Dataset items
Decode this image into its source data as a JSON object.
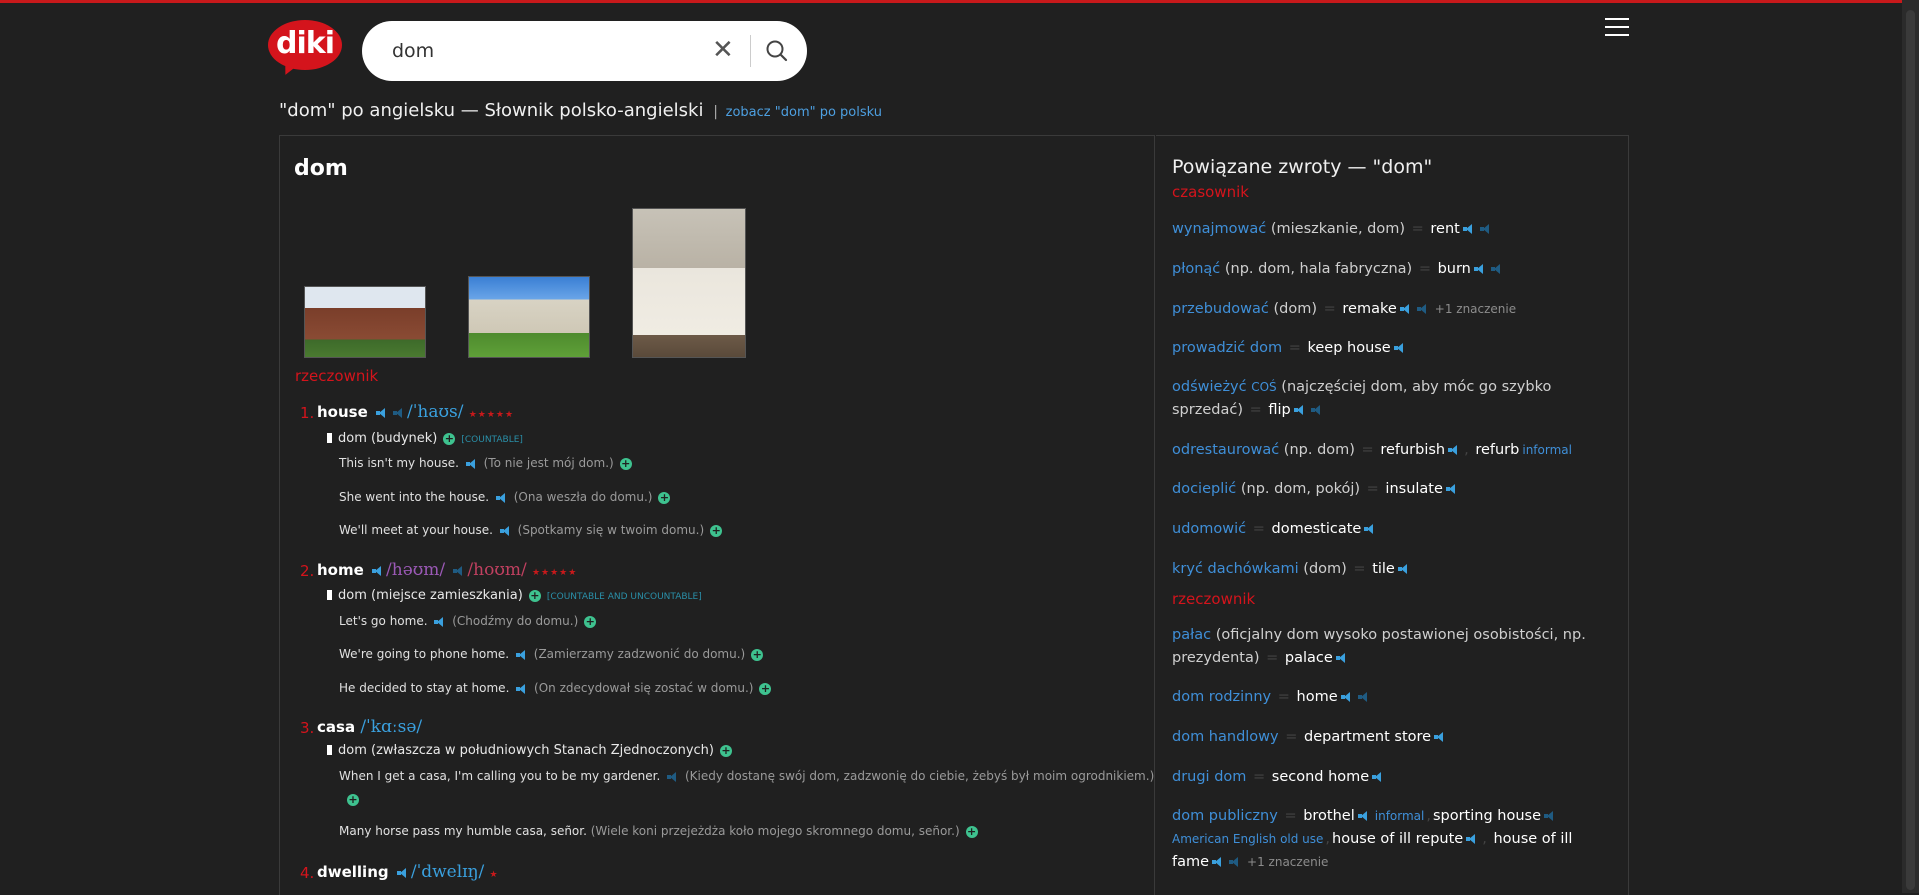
{
  "header": {
    "logo_text": "diki",
    "search_value": "dom",
    "clear_glyph": "✕"
  },
  "page_title": {
    "main": "\"dom\" po angielsku — Słownik polsko-angielski",
    "pipe": "|",
    "link": "zobacz \"dom\" po polsku"
  },
  "headword": "dom",
  "pos_noun": "rzeczownik",
  "entries": [
    {
      "num": "1.",
      "word": "house",
      "ipa1": "/ˈhaʊs/",
      "stars": "★★★★★",
      "meaning": "dom (budynek)",
      "gram": "[COUNTABLE]",
      "examples": [
        {
          "en": "This isn't my house.",
          "pl": "(To nie jest mój dom.)"
        },
        {
          "en": "She went into the house.",
          "pl": "(Ona weszła do domu.)"
        },
        {
          "en": "We'll meet at your house.",
          "pl": "(Spotkamy się w twoim domu.)"
        }
      ]
    },
    {
      "num": "2.",
      "word": "home",
      "ipa1": "/həʊm/",
      "ipa2": "/hoʊm/",
      "stars": "★★★★★",
      "meaning": "dom (miejsce zamieszkania)",
      "gram": "[COUNTABLE AND UNCOUNTABLE]",
      "examples": [
        {
          "en": "Let's go home.",
          "pl": "(Chodźmy do domu.)"
        },
        {
          "en": "We're going to phone home.",
          "pl": "(Zamierzamy zadzwonić do domu.)"
        },
        {
          "en": "He decided to stay at home.",
          "pl": "(On zdecydował się zostać w domu.)"
        }
      ]
    },
    {
      "num": "3.",
      "word": "casa",
      "ipa1": "/ˈkɑːsə/",
      "meaning": "dom (zwłaszcza w południowych Stanach Zjednoczonych)",
      "examples": [
        {
          "en": "When I get a casa, I'm calling you to be my gardener.",
          "pl": "(Kiedy dostanę swój dom, zadzwonię do ciebie, żebyś był moim ogrodnikiem.)"
        },
        {
          "en": "Many horse pass my humble casa, señor.",
          "pl": "(Wiele koni przejeżdża koło mojego skromnego domu, señor.)"
        }
      ]
    },
    {
      "num": "4.",
      "word": "dwelling",
      "ipa1": "/ˈdwelɪŋ/",
      "stars": "★"
    }
  ],
  "related": {
    "title": "Powiązane zwroty — \"dom\"",
    "pos_verb": "czasownik",
    "pos_noun": "rzeczownik",
    "eq": "=",
    "verbs": [
      {
        "pl": "wynajmować",
        "ctx": "(mieszkanie, dom)",
        "en": "rent"
      },
      {
        "pl": "płonąć",
        "ctx": "(np. dom, hala fabryczna)",
        "en": "burn"
      },
      {
        "pl": "przebudować",
        "ctx": "(dom)",
        "en": "remake",
        "more": "+1 znaczenie"
      },
      {
        "pl": "prowadzić dom",
        "en": "keep house"
      },
      {
        "pl": "odświeżyć",
        "pl_small": "COŚ",
        "ctx": "(najczęściej dom, aby móc go szybko sprzedać)",
        "en": "flip"
      },
      {
        "pl": "odrestaurować",
        "ctx": "(np. dom)",
        "en": "refurbish",
        "en2": "refurb",
        "reg2": "informal"
      },
      {
        "pl": "docieplić",
        "ctx": "(np. dom, pokój)",
        "en": "insulate"
      },
      {
        "pl": "udomowić",
        "en": "domesticate"
      },
      {
        "pl": "kryć dachówkami",
        "ctx": "(dom)",
        "en": "tile"
      }
    ],
    "nouns": [
      {
        "pl": "pałac",
        "ctx": "(oficjalny dom wysoko postawionej osobistości, np. prezydenta)",
        "en": "palace"
      },
      {
        "pl": "dom rodzinny",
        "en": "home"
      },
      {
        "pl": "dom handlowy",
        "en": "department store"
      },
      {
        "pl": "drugi dom",
        "en": "second home"
      },
      {
        "pl": "dom publiczny",
        "en": "brothel",
        "reg2": "informal",
        "en2": "sporting house",
        "reg3": "American English old use",
        "en3": "house of ill repute",
        "en4": "house of ill fame",
        "more": "+1 znaczenie"
      }
    ]
  }
}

§ Your instructions
Go through the material above and copy each line that has the word "gram".

§ Final result
      "gram": "[COUNTABLE]",
      "gram": "[COUNTABLE AND UNCOUNTABLE]",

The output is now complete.